** Problem **
Provide only the number of lines in the data below that contain the string "Pokud".

** Dataset entries **
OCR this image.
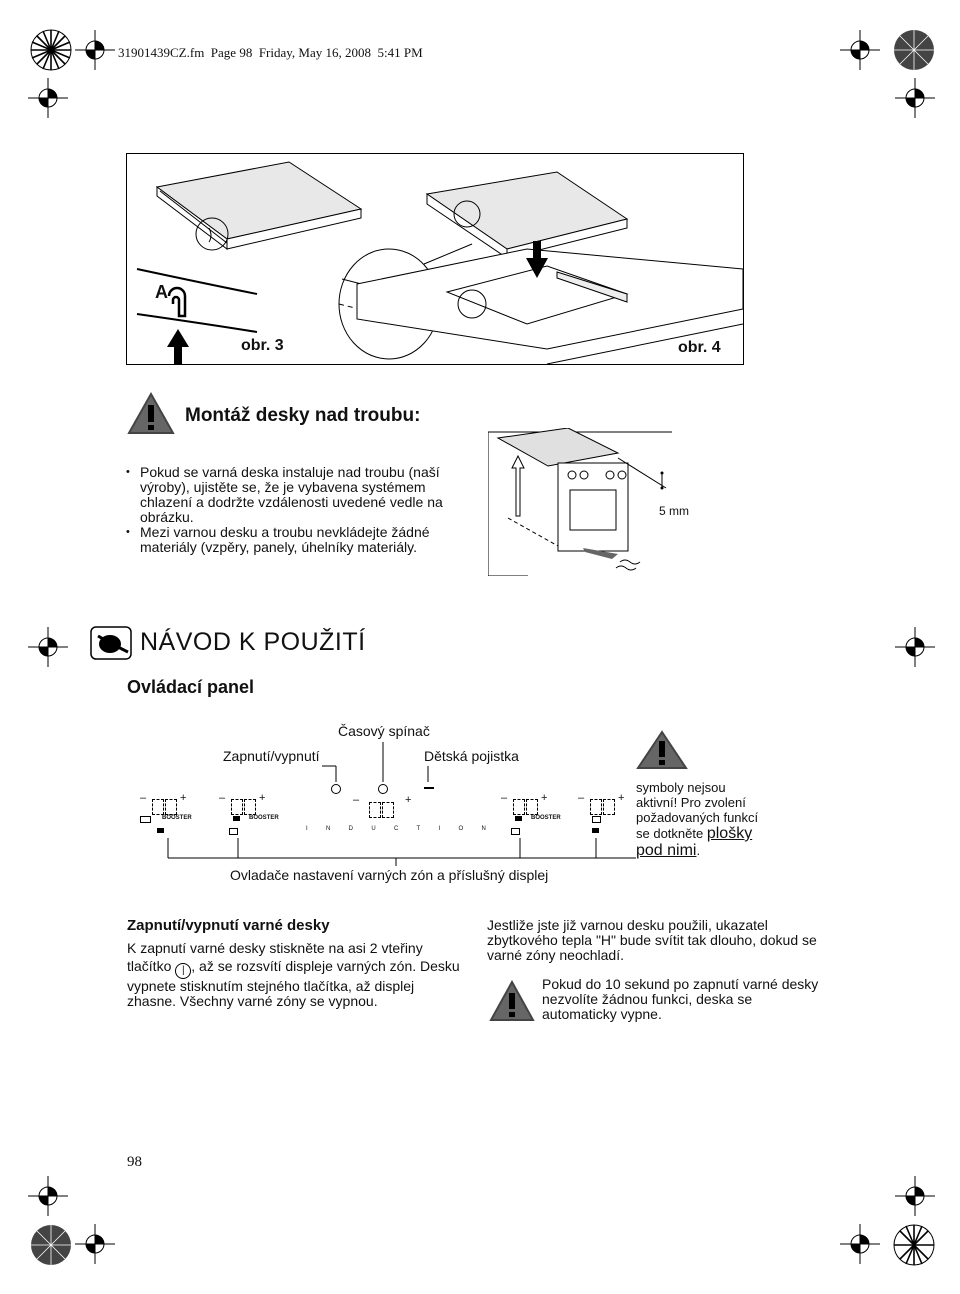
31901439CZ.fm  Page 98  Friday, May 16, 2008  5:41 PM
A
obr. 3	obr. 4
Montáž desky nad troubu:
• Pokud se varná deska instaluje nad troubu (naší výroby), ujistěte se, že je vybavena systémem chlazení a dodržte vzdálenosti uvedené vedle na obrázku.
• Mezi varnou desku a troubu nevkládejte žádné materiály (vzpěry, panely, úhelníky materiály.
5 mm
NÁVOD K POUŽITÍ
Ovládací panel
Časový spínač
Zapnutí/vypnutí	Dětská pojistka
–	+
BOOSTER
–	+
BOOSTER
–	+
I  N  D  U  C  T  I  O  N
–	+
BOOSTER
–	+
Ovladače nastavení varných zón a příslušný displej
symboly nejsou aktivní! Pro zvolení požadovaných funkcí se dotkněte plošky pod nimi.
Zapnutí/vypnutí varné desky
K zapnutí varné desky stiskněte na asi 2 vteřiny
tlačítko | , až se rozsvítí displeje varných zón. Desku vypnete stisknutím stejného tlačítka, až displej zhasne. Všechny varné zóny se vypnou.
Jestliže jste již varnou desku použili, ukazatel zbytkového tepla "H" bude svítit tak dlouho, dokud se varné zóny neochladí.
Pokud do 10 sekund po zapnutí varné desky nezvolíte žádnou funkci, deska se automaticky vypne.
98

==

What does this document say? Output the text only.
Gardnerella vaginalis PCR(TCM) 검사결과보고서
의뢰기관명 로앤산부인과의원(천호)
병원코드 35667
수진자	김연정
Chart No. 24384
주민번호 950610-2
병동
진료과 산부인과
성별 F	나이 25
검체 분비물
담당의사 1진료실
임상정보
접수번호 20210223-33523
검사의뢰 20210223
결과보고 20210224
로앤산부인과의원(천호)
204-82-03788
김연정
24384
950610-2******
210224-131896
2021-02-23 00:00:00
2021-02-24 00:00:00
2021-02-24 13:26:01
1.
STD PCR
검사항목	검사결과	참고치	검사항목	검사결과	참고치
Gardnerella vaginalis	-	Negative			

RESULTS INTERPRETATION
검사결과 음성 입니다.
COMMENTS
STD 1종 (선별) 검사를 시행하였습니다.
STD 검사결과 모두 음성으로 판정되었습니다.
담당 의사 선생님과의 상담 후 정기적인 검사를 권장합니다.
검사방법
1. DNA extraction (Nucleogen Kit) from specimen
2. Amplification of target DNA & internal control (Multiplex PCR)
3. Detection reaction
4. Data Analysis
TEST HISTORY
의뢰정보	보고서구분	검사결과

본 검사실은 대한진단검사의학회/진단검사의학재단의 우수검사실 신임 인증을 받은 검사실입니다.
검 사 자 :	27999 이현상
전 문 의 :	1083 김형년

** Output of the exercise **
2